Exercise requirements:
Repeat exactly each line of the data provided below.

Supplied records:
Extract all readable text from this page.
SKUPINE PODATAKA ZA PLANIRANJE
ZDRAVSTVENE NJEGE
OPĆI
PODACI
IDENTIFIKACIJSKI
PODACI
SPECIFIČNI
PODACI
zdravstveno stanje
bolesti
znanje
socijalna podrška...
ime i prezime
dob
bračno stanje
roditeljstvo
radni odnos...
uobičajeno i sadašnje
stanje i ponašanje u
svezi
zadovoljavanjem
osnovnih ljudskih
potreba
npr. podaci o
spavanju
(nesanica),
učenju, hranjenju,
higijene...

Exercise output:
Extract all readable text from this page.
SKUPINE PODATAKA ZA PLANIRANJE
ZDRAVSTVENE NJEGE
OPĆI
PODACI
IDENTIFIKACIJSKI
PODACI
SPECIFIČNI
PODACI
zdravstveno stanje
bolesti
znanje
socijalna podrška...
ime i prezime
dob
bračno stanje
roditeljstvo
radni odnos...
uobičajeno i sadašnje
stanje i ponašanje u
svezi
zadovoljavanjem
osnovnih ljudskih
potreba
npr. podaci o
spavanju
(nesanica),
učenju, hranjenju,
higijene...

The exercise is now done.